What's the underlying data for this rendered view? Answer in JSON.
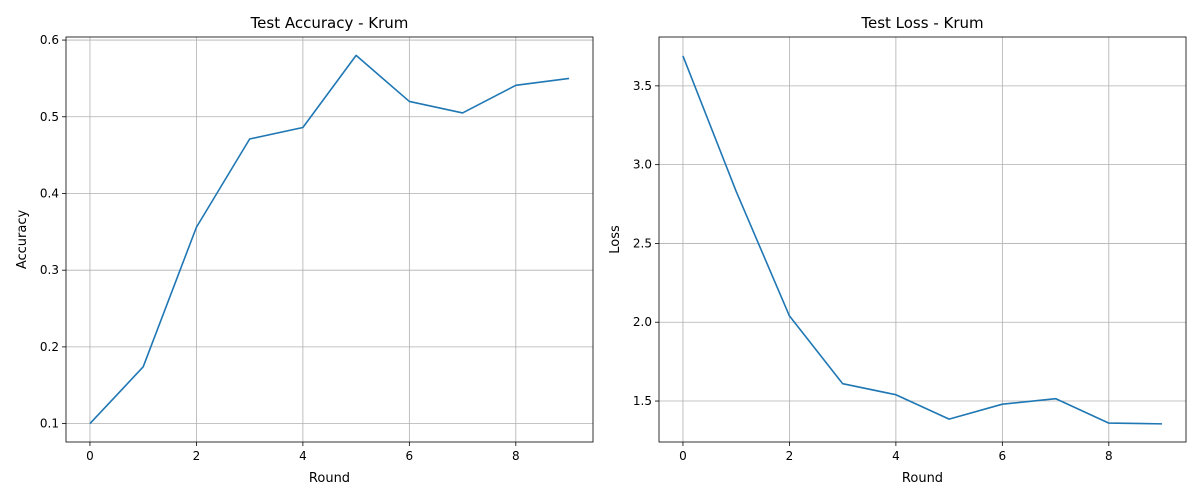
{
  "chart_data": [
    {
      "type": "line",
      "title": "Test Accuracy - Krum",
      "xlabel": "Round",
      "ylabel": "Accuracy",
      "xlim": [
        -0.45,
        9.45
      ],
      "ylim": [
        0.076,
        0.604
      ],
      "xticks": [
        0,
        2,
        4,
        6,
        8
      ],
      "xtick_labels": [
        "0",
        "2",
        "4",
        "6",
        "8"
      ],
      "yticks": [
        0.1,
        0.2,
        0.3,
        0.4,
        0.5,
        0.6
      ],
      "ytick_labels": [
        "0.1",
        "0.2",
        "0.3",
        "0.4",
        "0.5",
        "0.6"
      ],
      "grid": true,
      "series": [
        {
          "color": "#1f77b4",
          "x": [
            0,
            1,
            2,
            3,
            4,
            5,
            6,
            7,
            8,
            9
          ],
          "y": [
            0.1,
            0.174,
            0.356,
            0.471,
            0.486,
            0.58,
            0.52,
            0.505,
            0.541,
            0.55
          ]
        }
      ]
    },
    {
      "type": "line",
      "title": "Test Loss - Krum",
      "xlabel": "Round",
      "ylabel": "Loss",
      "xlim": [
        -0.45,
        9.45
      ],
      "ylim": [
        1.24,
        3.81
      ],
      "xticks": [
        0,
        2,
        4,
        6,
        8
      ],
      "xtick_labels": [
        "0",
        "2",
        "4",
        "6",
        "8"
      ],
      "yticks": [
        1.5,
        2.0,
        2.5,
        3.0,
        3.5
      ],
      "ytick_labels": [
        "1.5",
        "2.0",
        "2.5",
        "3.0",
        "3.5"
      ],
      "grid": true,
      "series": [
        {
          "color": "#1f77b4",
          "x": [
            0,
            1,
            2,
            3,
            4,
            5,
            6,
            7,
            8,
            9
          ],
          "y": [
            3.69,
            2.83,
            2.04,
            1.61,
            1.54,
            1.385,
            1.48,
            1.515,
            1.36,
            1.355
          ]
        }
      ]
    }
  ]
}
━━━━
What needs to be done
Give every line above again exactly, with no pictures.

Result of this exercise
What's the underlying data for this rendered view? Answer in JSON.
{
  "chart_data": [
    {
      "type": "line",
      "title": "Test Accuracy - Krum",
      "xlabel": "Round",
      "ylabel": "Accuracy",
      "xlim": [
        -0.45,
        9.45
      ],
      "ylim": [
        0.076,
        0.604
      ],
      "xticks": [
        0,
        2,
        4,
        6,
        8
      ],
      "xtick_labels": [
        "0",
        "2",
        "4",
        "6",
        "8"
      ],
      "yticks": [
        0.1,
        0.2,
        0.3,
        0.4,
        0.5,
        0.6
      ],
      "ytick_labels": [
        "0.1",
        "0.2",
        "0.3",
        "0.4",
        "0.5",
        "0.6"
      ],
      "grid": true,
      "series": [
        {
          "color": "#1f77b4",
          "x": [
            0,
            1,
            2,
            3,
            4,
            5,
            6,
            7,
            8,
            9
          ],
          "y": [
            0.1,
            0.174,
            0.356,
            0.471,
            0.486,
            0.58,
            0.52,
            0.505,
            0.541,
            0.55
          ]
        }
      ]
    },
    {
      "type": "line",
      "title": "Test Loss - Krum",
      "xlabel": "Round",
      "ylabel": "Loss",
      "xlim": [
        -0.45,
        9.45
      ],
      "ylim": [
        1.24,
        3.81
      ],
      "xticks": [
        0,
        2,
        4,
        6,
        8
      ],
      "xtick_labels": [
        "0",
        "2",
        "4",
        "6",
        "8"
      ],
      "yticks": [
        1.5,
        2.0,
        2.5,
        3.0,
        3.5
      ],
      "ytick_labels": [
        "1.5",
        "2.0",
        "2.5",
        "3.0",
        "3.5"
      ],
      "grid": true,
      "series": [
        {
          "color": "#1f77b4",
          "x": [
            0,
            1,
            2,
            3,
            4,
            5,
            6,
            7,
            8,
            9
          ],
          "y": [
            3.69,
            2.83,
            2.04,
            1.61,
            1.54,
            1.385,
            1.48,
            1.515,
            1.36,
            1.355
          ]
        }
      ]
    }
  ]
}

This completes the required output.